EXERCISE REQUIREMENTS -
Copy out, from the entries below, each line holding the string "komunalne".

SOURCE RECORDS -
* START *

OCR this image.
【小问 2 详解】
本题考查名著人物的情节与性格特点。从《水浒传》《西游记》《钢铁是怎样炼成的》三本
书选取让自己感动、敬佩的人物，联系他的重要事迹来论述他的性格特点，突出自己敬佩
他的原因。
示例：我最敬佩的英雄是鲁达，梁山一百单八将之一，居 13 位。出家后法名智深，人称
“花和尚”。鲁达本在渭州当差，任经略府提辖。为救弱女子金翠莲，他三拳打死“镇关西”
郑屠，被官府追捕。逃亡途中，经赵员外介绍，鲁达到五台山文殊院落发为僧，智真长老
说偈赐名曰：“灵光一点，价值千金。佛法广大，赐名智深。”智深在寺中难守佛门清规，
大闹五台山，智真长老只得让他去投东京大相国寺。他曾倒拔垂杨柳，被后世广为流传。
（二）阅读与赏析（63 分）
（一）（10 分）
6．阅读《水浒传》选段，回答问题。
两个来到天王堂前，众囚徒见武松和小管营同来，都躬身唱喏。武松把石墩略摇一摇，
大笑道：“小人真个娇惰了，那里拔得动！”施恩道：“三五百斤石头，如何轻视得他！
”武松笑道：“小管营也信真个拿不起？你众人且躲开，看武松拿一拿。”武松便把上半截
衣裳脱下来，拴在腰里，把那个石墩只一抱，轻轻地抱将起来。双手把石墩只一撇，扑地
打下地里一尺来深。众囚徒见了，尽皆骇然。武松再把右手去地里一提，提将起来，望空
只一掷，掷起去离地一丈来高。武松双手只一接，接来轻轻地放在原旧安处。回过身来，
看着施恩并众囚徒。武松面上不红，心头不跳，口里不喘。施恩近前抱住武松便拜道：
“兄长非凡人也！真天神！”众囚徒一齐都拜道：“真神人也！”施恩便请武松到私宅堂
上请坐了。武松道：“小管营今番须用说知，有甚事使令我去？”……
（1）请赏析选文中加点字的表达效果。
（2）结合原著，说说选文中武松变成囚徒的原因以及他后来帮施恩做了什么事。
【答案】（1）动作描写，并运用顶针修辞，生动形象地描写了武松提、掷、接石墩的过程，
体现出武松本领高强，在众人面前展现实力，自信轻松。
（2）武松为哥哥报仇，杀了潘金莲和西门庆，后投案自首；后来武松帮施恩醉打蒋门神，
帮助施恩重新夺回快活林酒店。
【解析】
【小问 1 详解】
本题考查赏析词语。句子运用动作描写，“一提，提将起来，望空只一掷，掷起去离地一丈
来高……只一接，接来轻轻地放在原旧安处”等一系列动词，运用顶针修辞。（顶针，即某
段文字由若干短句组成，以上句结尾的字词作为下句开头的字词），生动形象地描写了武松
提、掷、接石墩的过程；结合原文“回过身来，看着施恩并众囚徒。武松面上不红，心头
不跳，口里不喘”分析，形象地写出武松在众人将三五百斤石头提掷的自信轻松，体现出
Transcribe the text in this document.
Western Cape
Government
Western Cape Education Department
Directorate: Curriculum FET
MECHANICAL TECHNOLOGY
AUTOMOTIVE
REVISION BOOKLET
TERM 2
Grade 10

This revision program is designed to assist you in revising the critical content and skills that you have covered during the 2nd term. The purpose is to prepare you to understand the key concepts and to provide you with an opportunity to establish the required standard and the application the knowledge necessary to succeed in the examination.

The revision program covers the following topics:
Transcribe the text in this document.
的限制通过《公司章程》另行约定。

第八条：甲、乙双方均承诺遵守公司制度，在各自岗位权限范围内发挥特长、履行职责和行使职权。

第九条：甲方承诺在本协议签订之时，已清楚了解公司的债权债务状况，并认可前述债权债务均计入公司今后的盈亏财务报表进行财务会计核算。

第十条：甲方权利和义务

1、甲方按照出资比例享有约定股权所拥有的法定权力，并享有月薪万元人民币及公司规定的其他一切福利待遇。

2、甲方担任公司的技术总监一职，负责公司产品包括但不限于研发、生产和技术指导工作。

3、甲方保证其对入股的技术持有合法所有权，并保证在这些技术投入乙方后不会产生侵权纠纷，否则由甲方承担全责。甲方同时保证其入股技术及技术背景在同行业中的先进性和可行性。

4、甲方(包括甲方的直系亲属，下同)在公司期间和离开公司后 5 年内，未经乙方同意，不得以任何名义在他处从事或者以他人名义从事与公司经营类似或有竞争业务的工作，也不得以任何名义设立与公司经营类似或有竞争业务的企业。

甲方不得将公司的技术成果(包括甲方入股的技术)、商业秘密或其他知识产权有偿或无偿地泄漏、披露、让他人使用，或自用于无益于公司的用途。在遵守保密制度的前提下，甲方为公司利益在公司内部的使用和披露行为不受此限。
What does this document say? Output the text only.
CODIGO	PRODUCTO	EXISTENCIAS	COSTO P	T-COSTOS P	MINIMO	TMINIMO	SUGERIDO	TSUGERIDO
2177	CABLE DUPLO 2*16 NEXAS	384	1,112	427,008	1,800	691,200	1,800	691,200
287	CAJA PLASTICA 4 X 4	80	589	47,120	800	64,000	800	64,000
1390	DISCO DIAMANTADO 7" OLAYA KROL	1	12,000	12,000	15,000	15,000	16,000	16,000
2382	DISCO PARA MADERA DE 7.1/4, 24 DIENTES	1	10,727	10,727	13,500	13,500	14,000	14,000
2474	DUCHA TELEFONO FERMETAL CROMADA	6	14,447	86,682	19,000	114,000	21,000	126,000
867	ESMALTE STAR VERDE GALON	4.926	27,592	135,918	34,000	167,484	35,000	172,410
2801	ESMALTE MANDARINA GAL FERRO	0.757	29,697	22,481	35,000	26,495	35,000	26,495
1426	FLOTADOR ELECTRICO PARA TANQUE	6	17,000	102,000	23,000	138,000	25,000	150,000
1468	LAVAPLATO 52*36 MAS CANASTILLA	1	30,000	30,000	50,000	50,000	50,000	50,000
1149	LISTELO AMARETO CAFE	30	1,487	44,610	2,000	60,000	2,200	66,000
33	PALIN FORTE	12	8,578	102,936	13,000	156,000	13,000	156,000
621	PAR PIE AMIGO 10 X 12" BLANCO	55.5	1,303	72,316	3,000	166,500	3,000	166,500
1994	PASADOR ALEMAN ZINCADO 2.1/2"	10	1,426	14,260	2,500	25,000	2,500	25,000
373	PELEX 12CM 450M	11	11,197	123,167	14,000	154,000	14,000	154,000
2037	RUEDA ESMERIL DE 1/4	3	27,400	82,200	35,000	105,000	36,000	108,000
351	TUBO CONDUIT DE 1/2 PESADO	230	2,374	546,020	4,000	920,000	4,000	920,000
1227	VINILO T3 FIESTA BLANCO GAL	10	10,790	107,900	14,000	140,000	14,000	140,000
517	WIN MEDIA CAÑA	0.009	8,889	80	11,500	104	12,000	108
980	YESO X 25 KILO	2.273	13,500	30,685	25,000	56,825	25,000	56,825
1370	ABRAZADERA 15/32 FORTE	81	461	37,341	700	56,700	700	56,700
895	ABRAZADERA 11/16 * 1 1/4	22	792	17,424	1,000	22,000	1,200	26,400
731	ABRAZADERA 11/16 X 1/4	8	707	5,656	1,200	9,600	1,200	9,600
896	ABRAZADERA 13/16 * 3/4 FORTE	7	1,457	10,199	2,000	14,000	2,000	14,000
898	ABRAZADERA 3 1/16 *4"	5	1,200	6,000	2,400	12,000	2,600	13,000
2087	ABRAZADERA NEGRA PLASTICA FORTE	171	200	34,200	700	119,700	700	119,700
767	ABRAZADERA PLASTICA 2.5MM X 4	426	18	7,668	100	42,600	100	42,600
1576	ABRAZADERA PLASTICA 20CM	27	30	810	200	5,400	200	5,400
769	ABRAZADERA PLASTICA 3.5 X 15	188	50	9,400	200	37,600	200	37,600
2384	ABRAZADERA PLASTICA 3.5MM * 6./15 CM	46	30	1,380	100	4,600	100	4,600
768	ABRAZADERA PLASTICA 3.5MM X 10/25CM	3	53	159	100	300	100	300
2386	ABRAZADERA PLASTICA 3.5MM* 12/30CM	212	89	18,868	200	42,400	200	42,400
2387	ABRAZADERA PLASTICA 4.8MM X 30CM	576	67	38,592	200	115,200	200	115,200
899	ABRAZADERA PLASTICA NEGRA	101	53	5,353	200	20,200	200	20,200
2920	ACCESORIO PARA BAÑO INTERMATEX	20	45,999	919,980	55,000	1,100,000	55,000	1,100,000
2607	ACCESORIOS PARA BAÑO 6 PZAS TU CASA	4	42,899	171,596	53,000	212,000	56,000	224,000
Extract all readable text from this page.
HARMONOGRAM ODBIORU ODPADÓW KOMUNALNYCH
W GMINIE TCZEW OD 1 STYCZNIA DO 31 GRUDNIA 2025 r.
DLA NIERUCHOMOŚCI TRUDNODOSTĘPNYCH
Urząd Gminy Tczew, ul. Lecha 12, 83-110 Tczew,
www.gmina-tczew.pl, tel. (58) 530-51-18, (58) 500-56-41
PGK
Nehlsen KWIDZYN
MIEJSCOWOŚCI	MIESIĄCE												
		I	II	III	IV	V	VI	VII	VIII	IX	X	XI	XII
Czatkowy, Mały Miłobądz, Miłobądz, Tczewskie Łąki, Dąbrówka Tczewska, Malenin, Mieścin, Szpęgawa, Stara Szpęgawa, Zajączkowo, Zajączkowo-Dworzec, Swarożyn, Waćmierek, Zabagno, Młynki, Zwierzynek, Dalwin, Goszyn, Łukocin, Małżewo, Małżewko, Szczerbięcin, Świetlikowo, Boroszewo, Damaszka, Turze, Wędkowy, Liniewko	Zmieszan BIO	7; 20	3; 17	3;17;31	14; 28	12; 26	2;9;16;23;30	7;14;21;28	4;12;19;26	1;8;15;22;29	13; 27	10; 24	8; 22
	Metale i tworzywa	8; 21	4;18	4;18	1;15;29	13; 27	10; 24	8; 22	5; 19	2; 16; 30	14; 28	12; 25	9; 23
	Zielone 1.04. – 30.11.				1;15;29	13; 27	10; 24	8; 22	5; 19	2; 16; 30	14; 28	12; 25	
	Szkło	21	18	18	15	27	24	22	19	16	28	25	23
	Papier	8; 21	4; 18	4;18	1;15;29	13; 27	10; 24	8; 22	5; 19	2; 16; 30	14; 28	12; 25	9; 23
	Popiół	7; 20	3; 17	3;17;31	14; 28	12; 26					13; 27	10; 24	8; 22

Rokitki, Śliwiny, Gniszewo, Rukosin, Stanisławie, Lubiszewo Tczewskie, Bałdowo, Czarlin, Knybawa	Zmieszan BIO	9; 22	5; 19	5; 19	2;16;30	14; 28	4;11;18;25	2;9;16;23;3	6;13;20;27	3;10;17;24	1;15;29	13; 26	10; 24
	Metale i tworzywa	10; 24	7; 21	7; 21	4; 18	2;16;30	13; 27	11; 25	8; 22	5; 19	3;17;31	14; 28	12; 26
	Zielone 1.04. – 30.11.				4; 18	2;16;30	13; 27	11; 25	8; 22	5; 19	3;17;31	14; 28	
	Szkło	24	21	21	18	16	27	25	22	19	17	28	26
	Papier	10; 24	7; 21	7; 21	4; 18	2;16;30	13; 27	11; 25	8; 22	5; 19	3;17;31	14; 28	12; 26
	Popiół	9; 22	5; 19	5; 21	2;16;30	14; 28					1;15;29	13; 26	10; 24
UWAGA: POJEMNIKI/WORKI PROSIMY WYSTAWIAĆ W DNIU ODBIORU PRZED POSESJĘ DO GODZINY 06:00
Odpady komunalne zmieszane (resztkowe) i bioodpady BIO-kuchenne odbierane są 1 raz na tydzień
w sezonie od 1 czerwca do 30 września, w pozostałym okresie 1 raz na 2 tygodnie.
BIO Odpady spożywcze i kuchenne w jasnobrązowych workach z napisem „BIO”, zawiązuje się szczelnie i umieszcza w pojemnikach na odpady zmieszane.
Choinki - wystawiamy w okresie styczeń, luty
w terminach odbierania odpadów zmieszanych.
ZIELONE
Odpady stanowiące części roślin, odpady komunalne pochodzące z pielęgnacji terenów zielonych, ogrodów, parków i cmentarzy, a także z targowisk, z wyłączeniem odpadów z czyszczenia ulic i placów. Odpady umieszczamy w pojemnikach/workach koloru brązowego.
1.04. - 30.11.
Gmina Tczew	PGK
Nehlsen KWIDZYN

* END *

ANSWER -
Odpady komunalne zmieszane (resztkowe) i bioodpady BIO-kuchenne odbierane są 1 raz na tydzień
Odpady stanowiące części roślin, odpady komunalne pochodzące z pielęgnacji terenów zielonych, ogrodów, parków i cmentarzy, a także z targowisk, z wyłączeniem odpadów z czyszczenia ulic i placów. Odpady umieszczamy w pojemnikach/workach koloru brązowego.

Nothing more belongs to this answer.